== LISTING
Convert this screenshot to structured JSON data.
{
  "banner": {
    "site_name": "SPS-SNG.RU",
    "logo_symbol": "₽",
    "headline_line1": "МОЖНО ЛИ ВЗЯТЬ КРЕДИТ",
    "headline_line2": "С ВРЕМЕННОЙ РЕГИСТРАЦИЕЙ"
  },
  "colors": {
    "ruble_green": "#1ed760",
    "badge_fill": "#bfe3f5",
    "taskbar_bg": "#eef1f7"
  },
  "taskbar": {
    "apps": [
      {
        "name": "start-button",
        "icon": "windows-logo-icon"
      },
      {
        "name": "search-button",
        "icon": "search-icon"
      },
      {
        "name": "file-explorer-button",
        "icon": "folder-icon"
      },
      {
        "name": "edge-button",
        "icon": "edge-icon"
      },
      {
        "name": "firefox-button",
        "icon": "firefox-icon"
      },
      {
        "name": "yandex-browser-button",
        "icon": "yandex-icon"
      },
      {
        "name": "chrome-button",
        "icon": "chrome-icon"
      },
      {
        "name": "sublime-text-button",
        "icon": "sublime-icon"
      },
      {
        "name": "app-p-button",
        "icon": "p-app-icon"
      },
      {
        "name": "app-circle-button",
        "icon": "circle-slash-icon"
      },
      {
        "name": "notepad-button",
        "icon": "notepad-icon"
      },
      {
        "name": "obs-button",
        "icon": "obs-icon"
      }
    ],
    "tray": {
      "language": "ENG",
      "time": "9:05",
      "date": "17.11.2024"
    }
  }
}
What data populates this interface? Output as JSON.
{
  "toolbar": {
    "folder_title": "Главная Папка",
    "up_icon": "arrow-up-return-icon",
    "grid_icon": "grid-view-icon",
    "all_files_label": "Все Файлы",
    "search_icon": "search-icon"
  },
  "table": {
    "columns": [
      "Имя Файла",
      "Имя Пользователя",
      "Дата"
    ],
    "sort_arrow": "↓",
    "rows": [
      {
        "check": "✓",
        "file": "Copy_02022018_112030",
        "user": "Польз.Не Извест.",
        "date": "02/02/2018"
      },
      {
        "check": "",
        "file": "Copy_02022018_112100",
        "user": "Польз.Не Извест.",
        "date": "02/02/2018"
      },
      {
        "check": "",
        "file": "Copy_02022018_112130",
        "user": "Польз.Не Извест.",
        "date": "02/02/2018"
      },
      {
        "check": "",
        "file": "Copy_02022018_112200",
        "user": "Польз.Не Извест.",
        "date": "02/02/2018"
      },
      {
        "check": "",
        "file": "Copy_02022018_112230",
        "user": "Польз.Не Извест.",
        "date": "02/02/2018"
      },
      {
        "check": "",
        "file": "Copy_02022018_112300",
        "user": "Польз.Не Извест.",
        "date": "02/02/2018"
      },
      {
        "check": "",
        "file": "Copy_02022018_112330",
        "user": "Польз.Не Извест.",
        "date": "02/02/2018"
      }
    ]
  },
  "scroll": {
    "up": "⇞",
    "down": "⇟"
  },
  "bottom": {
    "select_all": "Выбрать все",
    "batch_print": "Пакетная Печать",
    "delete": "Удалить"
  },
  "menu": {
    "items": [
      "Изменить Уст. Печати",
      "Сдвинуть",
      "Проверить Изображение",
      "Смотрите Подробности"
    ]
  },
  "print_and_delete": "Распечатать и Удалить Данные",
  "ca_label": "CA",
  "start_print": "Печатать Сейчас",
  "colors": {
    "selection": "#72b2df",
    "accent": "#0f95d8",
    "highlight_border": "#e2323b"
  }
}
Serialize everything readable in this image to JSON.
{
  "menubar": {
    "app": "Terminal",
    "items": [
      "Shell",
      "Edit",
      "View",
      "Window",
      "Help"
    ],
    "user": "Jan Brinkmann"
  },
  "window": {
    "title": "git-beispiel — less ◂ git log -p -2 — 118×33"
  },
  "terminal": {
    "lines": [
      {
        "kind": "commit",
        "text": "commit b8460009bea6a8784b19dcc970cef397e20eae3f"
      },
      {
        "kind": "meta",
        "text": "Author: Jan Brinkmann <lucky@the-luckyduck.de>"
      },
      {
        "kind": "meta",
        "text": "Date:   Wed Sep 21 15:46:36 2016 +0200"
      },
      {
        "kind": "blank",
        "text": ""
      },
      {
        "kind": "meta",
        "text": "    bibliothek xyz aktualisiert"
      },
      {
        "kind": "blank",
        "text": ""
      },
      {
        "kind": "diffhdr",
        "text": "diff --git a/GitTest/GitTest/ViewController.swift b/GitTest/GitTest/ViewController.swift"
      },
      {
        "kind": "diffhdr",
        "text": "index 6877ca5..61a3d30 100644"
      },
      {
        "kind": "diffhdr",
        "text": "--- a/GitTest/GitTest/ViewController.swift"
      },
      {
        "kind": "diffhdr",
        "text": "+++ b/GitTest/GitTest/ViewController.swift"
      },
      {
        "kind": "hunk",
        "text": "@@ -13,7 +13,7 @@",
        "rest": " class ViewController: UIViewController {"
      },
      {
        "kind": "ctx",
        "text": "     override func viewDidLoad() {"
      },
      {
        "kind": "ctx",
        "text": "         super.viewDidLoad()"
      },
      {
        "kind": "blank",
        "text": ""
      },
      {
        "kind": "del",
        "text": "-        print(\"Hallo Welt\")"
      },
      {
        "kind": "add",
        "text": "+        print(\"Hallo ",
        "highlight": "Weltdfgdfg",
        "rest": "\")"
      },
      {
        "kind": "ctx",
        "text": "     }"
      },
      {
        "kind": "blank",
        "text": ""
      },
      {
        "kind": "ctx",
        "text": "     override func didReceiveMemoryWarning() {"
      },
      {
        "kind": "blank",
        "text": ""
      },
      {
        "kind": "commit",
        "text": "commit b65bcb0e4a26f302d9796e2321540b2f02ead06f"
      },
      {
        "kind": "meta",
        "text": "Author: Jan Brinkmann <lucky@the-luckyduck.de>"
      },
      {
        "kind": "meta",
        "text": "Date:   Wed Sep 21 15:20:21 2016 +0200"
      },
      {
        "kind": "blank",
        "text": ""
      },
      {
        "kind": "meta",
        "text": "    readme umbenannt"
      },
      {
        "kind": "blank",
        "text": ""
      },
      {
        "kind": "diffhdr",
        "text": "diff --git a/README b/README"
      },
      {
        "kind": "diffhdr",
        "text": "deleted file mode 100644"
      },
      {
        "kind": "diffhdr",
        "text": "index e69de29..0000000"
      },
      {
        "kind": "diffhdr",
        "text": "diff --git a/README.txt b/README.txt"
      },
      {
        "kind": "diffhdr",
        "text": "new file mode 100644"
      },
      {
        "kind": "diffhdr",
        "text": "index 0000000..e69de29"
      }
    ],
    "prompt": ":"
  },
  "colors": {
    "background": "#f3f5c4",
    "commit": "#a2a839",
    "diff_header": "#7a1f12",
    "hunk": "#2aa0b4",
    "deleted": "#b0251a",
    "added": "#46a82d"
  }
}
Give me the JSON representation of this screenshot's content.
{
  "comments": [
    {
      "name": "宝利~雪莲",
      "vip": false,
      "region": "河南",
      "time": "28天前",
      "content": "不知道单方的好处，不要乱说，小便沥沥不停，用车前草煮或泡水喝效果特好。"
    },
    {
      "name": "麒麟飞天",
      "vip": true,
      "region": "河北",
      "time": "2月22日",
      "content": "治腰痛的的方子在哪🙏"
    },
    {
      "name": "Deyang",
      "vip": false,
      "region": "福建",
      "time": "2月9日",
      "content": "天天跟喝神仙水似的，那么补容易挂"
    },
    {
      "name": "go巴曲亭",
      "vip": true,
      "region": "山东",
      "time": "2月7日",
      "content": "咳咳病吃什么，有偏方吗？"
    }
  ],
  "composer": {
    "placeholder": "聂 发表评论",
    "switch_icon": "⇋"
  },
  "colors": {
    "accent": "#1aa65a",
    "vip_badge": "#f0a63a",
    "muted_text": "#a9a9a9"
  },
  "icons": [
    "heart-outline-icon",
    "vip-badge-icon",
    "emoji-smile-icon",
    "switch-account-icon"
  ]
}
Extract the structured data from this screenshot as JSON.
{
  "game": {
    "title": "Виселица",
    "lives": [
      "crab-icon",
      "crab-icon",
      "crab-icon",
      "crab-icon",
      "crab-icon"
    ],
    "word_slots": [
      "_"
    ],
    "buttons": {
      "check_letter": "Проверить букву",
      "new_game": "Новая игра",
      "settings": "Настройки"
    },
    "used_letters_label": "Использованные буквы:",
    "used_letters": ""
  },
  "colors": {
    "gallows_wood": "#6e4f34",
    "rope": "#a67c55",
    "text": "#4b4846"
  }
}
====
- _TASK DETAILS_: Write out again, unchanged, every line from the line containing "Give me the" to the final line of the material above.

- _FINISHED ANSWER_:
Give me the JSON representation of this screenshot's content.
{
  "comments": [
    {
      "name": "宝利~雪莲",
      "vip": false,
      "region": "河南",
      "time": "28天前",
      "content": "不知道单方的好处，不要乱说，小便沥沥不停，用车前草煮或泡水喝效果特好。"
    },
    {
      "name": "麒麟飞天",
      "vip": true,
      "region": "河北",
      "time": "2月22日",
      "content": "治腰痛的的方子在哪🙏"
    },
    {
      "name": "Deyang",
      "vip": false,
      "region": "福建",
      "time": "2月9日",
      "content": "天天跟喝神仙水似的，那么补容易挂"
    },
    {
      "name": "go巴曲亭",
      "vip": true,
      "region": "山东",
      "time": "2月7日",
      "content": "咳咳病吃什么，有偏方吗？"
    }
  ],
  "composer": {
    "placeholder": "聂 发表评论",
    "switch_icon": "⇋"
  },
  "colors": {
    "accent": "#1aa65a",
    "vip_badge": "#f0a63a",
    "muted_text": "#a9a9a9"
  },
  "icons": [
    "heart-outline-icon",
    "vip-badge-icon",
    "emoji-smile-icon",
    "switch-account-icon"
  ]
}
Extract the structured data from this screenshot as JSON.
{
  "game": {
    "title": "Виселица",
    "lives": [
      "crab-icon",
      "crab-icon",
      "crab-icon",
      "crab-icon",
      "crab-icon"
    ],
    "word_slots": [
      "_"
    ],
    "buttons": {
      "check_letter": "Проверить букву",
      "new_game": "Новая игра",
      "settings": "Настройки"
    },
    "used_letters_label": "Использованные буквы:",
    "used_letters": ""
  },
  "colors": {
    "gallows_wood": "#6e4f34",
    "rope": "#a67c55",
    "text": "#4b4846"
  }
}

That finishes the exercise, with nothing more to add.